→ **Records**:
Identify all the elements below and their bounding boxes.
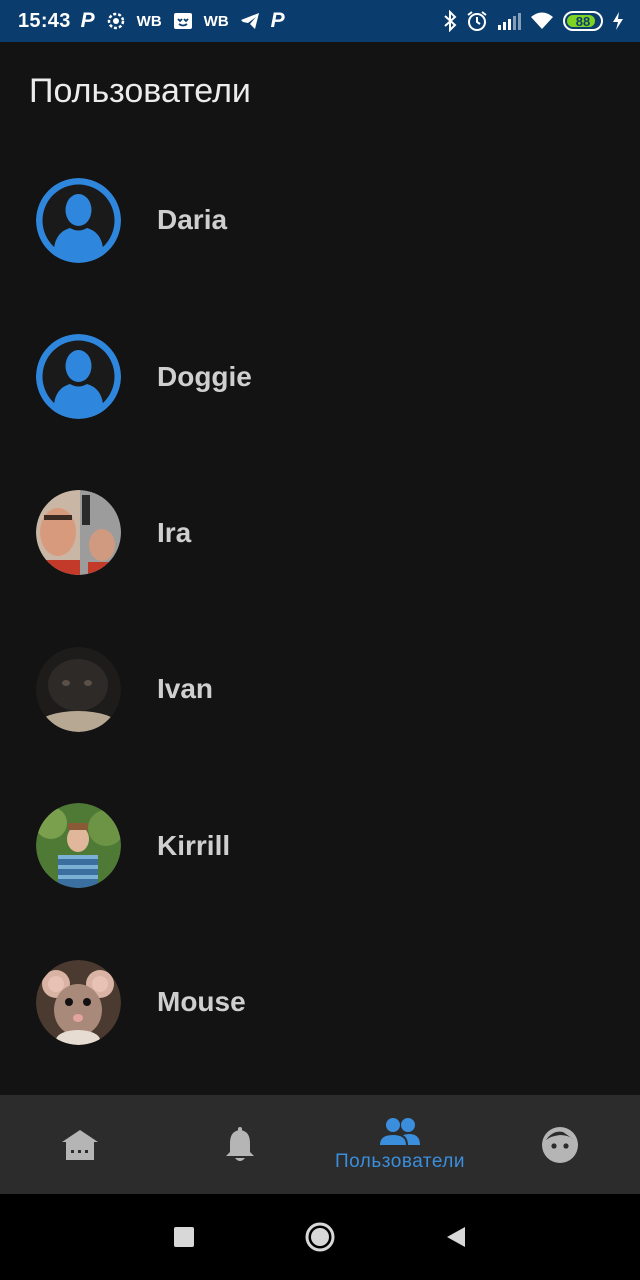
default-avatar-icon (36, 177, 121, 263)
bell-icon (226, 1126, 254, 1161)
user-name: Doggie (157, 360, 252, 392)
parking-icon: P (270, 9, 285, 32)
parking-icon: P (80, 9, 95, 32)
user-name: Ira (157, 516, 192, 548)
home-button[interactable] (300, 1217, 340, 1257)
list-item[interactable]: Mouse (0, 924, 640, 1080)
telegram-icon (239, 10, 261, 32)
home-icon (62, 1129, 98, 1160)
people-icon (380, 1117, 420, 1145)
user-name: Ivan (157, 673, 214, 705)
user-name: Kirrill (157, 829, 231, 861)
signal-icon (497, 10, 521, 32)
user-photo-avatar (36, 803, 121, 889)
nav-home[interactable] (0, 1095, 160, 1194)
page-title: Пользователи (29, 72, 251, 110)
square-icon (174, 1227, 194, 1247)
circle-icon (305, 1222, 335, 1252)
alarm-icon (466, 10, 488, 32)
list-item[interactable]: Kirrill (0, 768, 640, 924)
nav-notifications[interactable] (160, 1095, 320, 1194)
bluetooth-icon (443, 10, 457, 32)
wb-icon: WB (136, 12, 162, 30)
status-time: 15:43 (18, 9, 71, 32)
status-bar: 15:43 P WB WB P 88 (0, 0, 640, 42)
bottom-navigation: Пользователи (0, 1095, 640, 1194)
settings-gear-icon (105, 10, 127, 32)
list-item[interactable]: Ira (0, 455, 640, 611)
user-photo-avatar (36, 959, 121, 1045)
user-photo-avatar (36, 646, 121, 732)
triangle-back-icon (447, 1227, 465, 1247)
cat-icon (172, 10, 194, 32)
list-item[interactable]: Doggie (0, 298, 640, 454)
user-list: Daria Doggie Ira Ivan Kirrill Mouse (0, 142, 640, 1080)
nav-users[interactable]: Пользователи (320, 1095, 480, 1194)
battery-level: 88 (575, 13, 591, 29)
battery-icon: 88 (563, 11, 603, 31)
list-item[interactable]: Daria (0, 142, 640, 298)
list-item[interactable]: Ivan (0, 611, 640, 767)
nav-users-label: Пользователи (334, 1150, 465, 1172)
wb-icon: WB (203, 12, 229, 30)
user-photo-avatar (36, 490, 121, 576)
face-icon (542, 1126, 578, 1163)
user-name: Daria (157, 204, 228, 236)
recents-button[interactable] (164, 1217, 204, 1257)
system-navigation-bar (0, 1194, 640, 1280)
charging-icon (612, 10, 624, 32)
wifi-icon (530, 10, 554, 32)
default-avatar-icon (36, 334, 121, 420)
back-button[interactable] (436, 1217, 476, 1257)
nav-profile[interactable] (480, 1095, 640, 1194)
user-name: Mouse (157, 986, 246, 1018)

→ **Requirement**: Copy every line of the material above word for word, leaving out the picture.

→ **Solution**:
Identify all the elements below and their bounding boxes.
default-avatar-icon (36, 177, 121, 263)
bell-icon (226, 1126, 254, 1161)
user-name: Doggie (157, 360, 252, 392)
parking-icon: P (270, 9, 285, 32)
parking-icon: P (80, 9, 95, 32)
user-name: Ira (157, 516, 192, 548)
home-button[interactable] (300, 1217, 340, 1257)
list-item[interactable]: Mouse (0, 924, 640, 1080)
telegram-icon (239, 10, 261, 32)
home-icon (62, 1129, 98, 1160)
people-icon (380, 1117, 420, 1145)
user-name: Ivan (157, 673, 214, 705)
user-name: Kirrill (157, 829, 231, 861)
signal-icon (497, 10, 521, 32)
user-photo-avatar (36, 803, 121, 889)
nav-home[interactable] (0, 1095, 160, 1194)
page-title: Пользователи (29, 72, 251, 110)
square-icon (174, 1227, 194, 1247)
circle-icon (305, 1222, 335, 1252)
alarm-icon (466, 10, 488, 32)
list-item[interactable]: Kirrill (0, 768, 640, 924)
nav-notifications[interactable] (160, 1095, 320, 1194)
bluetooth-icon (443, 10, 457, 32)
wb-icon: WB (136, 12, 162, 30)
status-time: 15:43 (18, 9, 71, 32)
status-bar: 15:43 P WB WB P 88 (0, 0, 640, 42)
bottom-navigation: Пользователи (0, 1095, 640, 1194)
settings-gear-icon (105, 10, 127, 32)
list-item[interactable]: Ira (0, 455, 640, 611)
user-photo-avatar (36, 959, 121, 1045)
user-photo-avatar (36, 646, 121, 732)
triangle-back-icon (447, 1227, 465, 1247)
cat-icon (172, 10, 194, 32)
list-item[interactable]: Doggie (0, 298, 640, 454)
user-list: Daria Doggie Ira Ivan Kirrill Mouse (0, 142, 640, 1080)
nav-users[interactable]: Пользователи (320, 1095, 480, 1194)
battery-level: 88 (575, 13, 591, 29)
battery-icon: 88 (563, 11, 603, 31)
list-item[interactable]: Daria (0, 142, 640, 298)
list-item[interactable]: Ivan (0, 611, 640, 767)
nav-users-label: Пользователи (334, 1150, 465, 1172)
wb-icon: WB (203, 12, 229, 30)
user-photo-avatar (36, 490, 121, 576)
face-icon (542, 1126, 578, 1163)
user-name: Daria (157, 204, 228, 236)
recents-button[interactable] (164, 1217, 204, 1257)
system-navigation-bar (0, 1194, 640, 1280)
charging-icon (612, 10, 624, 32)
wifi-icon (530, 10, 554, 32)
default-avatar-icon (36, 334, 121, 420)
back-button[interactable] (436, 1217, 476, 1257)
nav-profile[interactable] (480, 1095, 640, 1194)
user-name: Mouse (157, 986, 246, 1018)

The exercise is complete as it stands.